Text excerpt
-*-

Those who know me well know wine is one of my favorite things, no matter the time of year. I even have a few special wines on my list for Santa.
Wine is also a great option — or obligation — to bring to a party if the host has dinner covered. But if you’ve been invited to a more formal holiday party and need to impress, the supermarket aisles may seem stacked against you.
Luckily, we’ve compiled some insider info and choices to help you pick a bottle like a pro — without breaking the bank.
Wine Buying Tips
Here are a few general tips in case none of the best wine options below show up on your local shop’s shelves.
Pay Attention to Packaging
This goes without saying — skip big bottles and boxed wines. Although good wines can come in those packages, the odds aren’t in your favor.
That said, the screw cap isn’t the end of the world.
In fact, many wine experts agree the screw cap is a superior wine closure. Especially for young, dinner-party-friendly wines not meant to age — screw caps keep wines fresher more reliably than corks.
So if you pick up a bottle with a screw cap, you won’t look cheap or ignorant — and if someone thinks so, just tell them NPR covered the issue.
Visit the New World
When you buy a bottle of true Bordeaux, you’re paying for the name and history as much as, if not more so, the cost of production.

-*-

Dataset items:
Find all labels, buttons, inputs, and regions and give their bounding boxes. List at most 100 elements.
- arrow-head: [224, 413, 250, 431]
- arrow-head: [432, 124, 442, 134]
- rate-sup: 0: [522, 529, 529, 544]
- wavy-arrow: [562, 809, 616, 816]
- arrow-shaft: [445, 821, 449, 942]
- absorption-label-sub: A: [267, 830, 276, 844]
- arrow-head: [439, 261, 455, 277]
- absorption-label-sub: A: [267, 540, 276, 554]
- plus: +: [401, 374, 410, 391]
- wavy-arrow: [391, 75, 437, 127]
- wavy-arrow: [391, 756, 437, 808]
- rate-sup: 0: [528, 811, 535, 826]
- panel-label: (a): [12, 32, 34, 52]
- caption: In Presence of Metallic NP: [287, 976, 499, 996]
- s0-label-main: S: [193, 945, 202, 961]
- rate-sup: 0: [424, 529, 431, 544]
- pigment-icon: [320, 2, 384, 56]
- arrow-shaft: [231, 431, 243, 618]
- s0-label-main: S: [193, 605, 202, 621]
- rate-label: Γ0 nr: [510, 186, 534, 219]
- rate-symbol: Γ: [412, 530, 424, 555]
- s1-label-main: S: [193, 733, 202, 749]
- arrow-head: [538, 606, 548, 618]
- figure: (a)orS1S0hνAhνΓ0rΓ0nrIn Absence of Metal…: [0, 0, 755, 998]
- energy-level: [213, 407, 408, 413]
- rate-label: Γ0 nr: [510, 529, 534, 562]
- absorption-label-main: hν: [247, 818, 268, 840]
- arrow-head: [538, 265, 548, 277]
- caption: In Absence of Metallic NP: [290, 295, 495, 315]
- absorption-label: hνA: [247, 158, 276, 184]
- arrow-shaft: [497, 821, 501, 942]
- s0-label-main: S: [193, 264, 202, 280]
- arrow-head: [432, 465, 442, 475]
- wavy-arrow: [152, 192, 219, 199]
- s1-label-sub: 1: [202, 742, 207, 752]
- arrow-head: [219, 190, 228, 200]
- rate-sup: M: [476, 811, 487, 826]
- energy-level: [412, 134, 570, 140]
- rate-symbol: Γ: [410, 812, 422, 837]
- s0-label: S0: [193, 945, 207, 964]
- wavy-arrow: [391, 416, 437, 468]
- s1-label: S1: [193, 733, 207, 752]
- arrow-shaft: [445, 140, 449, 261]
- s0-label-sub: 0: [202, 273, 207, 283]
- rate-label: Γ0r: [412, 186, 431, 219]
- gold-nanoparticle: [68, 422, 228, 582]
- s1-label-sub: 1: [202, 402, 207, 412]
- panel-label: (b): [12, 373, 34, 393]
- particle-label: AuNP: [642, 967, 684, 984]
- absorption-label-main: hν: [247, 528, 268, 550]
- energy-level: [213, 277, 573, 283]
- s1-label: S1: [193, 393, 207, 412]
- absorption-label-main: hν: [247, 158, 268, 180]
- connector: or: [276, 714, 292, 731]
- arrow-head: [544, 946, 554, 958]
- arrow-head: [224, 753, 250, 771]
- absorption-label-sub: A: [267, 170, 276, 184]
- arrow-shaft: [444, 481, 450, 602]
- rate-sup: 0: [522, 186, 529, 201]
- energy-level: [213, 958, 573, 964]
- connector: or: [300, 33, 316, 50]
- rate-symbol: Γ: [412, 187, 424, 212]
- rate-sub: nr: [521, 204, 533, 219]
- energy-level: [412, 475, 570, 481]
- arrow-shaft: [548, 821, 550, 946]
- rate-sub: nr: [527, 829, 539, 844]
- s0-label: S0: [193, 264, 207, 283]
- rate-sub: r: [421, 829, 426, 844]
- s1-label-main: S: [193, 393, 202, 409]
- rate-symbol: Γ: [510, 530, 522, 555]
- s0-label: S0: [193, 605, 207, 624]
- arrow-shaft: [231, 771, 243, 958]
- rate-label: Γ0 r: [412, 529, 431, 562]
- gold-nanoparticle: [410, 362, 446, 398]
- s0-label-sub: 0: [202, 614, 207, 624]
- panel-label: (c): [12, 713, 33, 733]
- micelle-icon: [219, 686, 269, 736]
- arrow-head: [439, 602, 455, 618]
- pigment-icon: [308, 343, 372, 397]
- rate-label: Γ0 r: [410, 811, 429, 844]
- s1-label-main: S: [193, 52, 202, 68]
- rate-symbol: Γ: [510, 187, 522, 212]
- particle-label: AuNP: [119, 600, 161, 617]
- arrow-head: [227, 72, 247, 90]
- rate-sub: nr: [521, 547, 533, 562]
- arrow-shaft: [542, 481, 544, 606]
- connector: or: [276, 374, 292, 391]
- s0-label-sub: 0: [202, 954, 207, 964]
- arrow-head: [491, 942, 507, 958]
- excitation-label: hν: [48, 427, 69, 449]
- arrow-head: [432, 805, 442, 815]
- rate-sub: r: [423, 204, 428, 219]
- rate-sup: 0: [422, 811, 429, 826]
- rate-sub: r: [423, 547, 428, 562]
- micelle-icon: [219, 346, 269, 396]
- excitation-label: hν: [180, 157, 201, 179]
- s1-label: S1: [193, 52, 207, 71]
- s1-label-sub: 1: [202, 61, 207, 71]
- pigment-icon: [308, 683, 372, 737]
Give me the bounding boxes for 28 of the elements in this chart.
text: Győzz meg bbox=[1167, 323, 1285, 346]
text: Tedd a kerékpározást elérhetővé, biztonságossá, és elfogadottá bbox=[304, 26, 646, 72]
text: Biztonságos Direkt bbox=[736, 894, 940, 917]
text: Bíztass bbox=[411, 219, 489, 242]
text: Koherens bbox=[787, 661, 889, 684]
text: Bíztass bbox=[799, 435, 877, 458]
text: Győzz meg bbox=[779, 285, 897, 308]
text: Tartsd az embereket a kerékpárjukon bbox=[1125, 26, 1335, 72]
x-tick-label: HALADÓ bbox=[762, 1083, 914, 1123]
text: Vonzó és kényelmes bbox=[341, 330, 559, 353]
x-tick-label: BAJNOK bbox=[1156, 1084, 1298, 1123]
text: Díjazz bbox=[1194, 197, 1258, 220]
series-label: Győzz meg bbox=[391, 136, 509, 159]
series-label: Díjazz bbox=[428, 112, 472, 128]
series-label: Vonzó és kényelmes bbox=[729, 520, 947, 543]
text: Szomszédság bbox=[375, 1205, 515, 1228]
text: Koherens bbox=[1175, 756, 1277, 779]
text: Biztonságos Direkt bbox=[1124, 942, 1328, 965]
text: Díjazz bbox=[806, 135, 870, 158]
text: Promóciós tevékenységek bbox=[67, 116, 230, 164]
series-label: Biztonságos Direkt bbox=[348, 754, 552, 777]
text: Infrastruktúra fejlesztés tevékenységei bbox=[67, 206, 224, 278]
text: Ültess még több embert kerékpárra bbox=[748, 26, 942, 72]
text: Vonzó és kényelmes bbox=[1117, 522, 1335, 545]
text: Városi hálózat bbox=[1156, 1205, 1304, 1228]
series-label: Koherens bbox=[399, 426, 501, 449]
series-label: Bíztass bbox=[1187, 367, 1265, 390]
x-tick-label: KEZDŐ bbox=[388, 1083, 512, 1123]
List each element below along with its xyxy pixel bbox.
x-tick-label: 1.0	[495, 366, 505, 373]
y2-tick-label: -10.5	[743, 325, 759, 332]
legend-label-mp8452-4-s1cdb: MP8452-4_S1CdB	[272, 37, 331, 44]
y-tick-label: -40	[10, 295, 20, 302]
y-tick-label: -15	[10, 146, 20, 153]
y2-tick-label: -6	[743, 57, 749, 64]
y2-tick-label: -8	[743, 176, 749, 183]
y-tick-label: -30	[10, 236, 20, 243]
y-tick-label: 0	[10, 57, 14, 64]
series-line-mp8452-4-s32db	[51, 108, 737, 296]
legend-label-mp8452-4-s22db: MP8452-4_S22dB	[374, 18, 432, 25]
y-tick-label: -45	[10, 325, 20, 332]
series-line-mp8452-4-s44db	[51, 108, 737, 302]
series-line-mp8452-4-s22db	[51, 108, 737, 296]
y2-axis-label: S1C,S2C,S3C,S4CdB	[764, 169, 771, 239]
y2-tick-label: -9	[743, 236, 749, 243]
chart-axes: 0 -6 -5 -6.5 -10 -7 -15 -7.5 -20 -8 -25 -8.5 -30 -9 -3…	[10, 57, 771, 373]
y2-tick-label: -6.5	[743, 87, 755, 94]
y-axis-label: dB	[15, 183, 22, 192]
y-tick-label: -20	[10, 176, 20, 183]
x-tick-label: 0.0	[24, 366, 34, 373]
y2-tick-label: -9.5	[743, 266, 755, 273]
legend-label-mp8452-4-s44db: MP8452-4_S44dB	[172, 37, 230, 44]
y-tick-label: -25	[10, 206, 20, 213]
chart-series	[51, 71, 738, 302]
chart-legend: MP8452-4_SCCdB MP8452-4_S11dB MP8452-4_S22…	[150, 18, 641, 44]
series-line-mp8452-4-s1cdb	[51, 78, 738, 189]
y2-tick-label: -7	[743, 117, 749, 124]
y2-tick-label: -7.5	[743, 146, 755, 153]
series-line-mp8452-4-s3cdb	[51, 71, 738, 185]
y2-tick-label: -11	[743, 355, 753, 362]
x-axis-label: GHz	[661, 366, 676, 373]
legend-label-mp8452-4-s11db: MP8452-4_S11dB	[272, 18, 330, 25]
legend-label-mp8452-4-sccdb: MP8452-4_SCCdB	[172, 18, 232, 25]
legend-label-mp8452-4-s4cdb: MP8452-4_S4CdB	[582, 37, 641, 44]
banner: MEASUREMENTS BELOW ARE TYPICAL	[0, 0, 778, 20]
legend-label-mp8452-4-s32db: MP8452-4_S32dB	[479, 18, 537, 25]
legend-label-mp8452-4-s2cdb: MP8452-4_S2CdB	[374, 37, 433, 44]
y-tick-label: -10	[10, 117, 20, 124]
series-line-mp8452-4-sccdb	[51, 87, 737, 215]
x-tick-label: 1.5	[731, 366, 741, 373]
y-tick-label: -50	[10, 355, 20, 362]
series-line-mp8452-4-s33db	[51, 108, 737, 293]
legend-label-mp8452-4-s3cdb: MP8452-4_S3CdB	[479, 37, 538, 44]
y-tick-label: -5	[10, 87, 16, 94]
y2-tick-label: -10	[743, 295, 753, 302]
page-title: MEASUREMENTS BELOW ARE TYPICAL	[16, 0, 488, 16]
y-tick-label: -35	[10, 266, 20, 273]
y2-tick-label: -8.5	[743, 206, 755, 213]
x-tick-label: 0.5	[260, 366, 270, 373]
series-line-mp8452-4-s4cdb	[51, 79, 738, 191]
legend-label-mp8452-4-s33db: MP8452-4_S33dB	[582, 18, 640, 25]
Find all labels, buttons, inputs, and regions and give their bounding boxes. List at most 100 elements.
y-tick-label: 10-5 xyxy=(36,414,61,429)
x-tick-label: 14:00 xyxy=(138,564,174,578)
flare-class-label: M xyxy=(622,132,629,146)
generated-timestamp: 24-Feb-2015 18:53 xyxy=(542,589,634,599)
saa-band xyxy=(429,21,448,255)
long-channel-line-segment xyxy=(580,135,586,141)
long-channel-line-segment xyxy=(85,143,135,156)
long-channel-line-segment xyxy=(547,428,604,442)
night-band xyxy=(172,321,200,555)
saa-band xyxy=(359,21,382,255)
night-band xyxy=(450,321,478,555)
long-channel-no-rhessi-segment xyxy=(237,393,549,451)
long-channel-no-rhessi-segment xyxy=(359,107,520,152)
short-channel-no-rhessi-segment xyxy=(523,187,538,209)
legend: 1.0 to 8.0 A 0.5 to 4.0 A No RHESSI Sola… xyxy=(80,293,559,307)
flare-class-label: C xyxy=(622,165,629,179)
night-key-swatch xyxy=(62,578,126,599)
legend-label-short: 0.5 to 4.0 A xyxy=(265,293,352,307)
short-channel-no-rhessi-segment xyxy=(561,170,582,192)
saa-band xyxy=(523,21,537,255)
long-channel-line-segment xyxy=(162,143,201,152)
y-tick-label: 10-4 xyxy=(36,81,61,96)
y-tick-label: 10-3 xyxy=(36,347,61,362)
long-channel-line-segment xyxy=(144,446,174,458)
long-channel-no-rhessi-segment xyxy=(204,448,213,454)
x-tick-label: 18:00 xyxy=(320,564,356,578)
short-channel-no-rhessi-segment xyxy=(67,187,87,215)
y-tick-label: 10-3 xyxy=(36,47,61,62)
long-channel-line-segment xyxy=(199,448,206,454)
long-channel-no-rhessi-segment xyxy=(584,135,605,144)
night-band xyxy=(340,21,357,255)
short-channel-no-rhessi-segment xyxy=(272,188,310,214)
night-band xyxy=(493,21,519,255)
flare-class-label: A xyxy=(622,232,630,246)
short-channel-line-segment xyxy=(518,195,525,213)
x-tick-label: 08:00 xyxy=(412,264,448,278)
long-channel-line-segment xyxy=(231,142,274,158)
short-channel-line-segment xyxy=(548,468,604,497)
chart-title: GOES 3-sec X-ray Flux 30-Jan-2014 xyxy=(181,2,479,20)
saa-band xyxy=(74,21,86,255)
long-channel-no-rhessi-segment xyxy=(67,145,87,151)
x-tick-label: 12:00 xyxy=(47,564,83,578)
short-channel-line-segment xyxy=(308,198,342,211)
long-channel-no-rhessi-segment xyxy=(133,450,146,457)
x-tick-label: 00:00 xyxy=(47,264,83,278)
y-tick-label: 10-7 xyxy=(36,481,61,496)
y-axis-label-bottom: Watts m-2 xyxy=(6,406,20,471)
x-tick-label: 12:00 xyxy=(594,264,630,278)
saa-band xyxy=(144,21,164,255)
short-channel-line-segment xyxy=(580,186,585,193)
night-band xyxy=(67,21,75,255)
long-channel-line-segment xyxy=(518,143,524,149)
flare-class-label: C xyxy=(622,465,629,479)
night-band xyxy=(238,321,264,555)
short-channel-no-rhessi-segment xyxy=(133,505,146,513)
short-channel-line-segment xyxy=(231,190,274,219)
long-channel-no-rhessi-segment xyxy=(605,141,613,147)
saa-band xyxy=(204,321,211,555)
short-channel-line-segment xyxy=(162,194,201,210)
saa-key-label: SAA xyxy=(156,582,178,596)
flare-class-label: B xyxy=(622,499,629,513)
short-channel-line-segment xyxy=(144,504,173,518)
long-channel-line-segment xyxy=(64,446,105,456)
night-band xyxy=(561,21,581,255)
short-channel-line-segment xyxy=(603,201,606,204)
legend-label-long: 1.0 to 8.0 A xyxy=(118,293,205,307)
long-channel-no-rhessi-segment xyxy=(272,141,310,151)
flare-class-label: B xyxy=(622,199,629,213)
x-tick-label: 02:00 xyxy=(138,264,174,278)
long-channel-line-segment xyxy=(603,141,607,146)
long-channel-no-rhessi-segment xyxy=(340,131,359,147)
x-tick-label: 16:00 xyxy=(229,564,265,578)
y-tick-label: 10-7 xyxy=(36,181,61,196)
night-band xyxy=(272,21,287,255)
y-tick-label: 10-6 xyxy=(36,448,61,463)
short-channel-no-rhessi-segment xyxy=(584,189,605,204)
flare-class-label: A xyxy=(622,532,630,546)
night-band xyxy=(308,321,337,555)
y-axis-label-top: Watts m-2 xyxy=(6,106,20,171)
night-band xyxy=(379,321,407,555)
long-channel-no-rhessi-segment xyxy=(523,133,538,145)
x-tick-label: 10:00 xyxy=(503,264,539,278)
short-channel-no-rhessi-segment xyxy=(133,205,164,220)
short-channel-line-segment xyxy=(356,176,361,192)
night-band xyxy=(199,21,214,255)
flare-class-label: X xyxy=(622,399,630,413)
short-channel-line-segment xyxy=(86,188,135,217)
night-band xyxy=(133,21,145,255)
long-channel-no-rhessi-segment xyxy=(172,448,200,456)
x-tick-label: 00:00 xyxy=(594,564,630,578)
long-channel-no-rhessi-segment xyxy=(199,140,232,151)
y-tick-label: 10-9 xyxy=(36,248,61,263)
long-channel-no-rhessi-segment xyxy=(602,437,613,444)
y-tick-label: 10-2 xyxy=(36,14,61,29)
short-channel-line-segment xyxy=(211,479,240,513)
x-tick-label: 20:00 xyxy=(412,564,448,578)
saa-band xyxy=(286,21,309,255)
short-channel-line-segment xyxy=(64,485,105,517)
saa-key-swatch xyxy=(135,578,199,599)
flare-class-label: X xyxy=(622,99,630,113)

-*-

Instructions for the task
List every heading that appears in the text about buying wine for holiday parties. The records come from a different source than the text.

Written answer
Wine Buying Tips
Pay Attention to Packaging
Visit the New World